» **INSTRUCTIONS FOR THE TASK**
Using the records provided below, locate and copy each line that contains the word "name".

» **Figure dataset records**
======

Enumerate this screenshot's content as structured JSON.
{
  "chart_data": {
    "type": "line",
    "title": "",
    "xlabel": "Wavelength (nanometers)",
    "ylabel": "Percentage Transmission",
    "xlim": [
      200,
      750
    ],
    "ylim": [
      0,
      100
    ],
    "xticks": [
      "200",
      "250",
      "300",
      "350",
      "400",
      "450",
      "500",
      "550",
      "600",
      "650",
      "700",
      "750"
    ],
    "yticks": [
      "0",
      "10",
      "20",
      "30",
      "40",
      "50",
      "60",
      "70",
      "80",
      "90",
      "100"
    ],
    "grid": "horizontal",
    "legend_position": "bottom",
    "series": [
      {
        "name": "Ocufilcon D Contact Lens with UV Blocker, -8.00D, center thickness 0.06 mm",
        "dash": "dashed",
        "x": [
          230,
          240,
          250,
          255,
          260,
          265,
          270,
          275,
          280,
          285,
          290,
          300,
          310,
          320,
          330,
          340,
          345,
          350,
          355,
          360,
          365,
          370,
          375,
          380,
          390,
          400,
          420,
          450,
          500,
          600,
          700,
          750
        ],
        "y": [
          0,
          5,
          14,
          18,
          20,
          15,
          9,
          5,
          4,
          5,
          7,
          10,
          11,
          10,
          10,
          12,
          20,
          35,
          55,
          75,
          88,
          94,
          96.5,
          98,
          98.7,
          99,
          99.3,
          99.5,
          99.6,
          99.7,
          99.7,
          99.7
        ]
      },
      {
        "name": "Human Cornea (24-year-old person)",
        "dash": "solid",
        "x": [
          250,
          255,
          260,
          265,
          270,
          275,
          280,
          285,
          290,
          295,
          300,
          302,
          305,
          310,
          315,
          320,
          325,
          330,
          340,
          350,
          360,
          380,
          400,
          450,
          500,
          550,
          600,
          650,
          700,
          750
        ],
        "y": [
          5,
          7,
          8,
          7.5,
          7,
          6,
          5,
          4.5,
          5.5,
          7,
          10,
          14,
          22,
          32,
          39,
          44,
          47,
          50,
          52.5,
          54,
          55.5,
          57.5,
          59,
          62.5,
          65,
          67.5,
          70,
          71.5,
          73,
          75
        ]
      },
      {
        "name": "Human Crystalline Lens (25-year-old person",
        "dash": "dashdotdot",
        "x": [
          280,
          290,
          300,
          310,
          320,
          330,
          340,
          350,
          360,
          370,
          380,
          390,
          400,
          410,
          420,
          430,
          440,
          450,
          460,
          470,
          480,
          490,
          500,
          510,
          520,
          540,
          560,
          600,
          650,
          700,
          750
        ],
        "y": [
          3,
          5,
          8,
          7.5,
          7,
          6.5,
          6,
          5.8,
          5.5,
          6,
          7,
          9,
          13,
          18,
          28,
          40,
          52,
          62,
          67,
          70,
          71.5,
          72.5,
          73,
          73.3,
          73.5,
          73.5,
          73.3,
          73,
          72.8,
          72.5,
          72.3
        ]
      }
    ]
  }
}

======

» **TASK ANSWER**
        "name": "Ocufilcon D Contact Lens with UV Blocker, -8.00D, center thickness 0.06 mm",
        "name": "Human Cornea (24-year-old person)",
        "name": "Human Crystalline Lens (25-year-old person",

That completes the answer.